▶ **EXERCISE DETAILS**:
Copy out every record below with complete accuracy.

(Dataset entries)
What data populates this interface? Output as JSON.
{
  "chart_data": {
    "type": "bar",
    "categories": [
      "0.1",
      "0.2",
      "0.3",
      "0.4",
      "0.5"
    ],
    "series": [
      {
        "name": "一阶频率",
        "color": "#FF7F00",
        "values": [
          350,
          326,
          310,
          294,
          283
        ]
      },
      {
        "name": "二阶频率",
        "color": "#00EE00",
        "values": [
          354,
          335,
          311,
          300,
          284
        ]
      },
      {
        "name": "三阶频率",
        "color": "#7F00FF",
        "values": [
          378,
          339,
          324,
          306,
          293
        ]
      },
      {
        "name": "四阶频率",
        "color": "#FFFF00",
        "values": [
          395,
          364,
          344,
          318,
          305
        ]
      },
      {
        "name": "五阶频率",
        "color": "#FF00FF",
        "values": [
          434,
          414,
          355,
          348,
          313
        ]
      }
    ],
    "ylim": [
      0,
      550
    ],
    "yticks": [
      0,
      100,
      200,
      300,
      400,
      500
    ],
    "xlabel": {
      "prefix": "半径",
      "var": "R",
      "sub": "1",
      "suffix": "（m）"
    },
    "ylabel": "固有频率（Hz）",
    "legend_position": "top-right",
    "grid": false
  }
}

▶ **EXERCISE SOLUTION**:
What data populates this interface? Output as JSON.
{
  "chart_data": {
    "type": "bar",
    "categories": [
      "0.1",
      "0.2",
      "0.3",
      "0.4",
      "0.5"
    ],
    "series": [
      {
        "name": "一阶频率",
        "color": "#FF7F00",
        "values": [
          350,
          326,
          310,
          294,
          283
        ]
      },
      {
        "name": "二阶频率",
        "color": "#00EE00",
        "values": [
          354,
          335,
          311,
          300,
          284
        ]
      },
      {
        "name": "三阶频率",
        "color": "#7F00FF",
        "values": [
          378,
          339,
          324,
          306,
          293
        ]
      },
      {
        "name": "四阶频率",
        "color": "#FFFF00",
        "values": [
          395,
          364,
          344,
          318,
          305
        ]
      },
      {
        "name": "五阶频率",
        "color": "#FF00FF",
        "values": [
          434,
          414,
          355,
          348,
          313
        ]
      }
    ],
    "ylim": [
      0,
      550
    ],
    "yticks": [
      0,
      100,
      200,
      300,
      400,
      500
    ],
    "xlabel": {
      "prefix": "半径",
      "var": "R",
      "sub": "1",
      "suffix": "（m）"
    },
    "ylabel": "固有频率（Hz）",
    "legend_position": "top-right",
    "grid": false
  }
}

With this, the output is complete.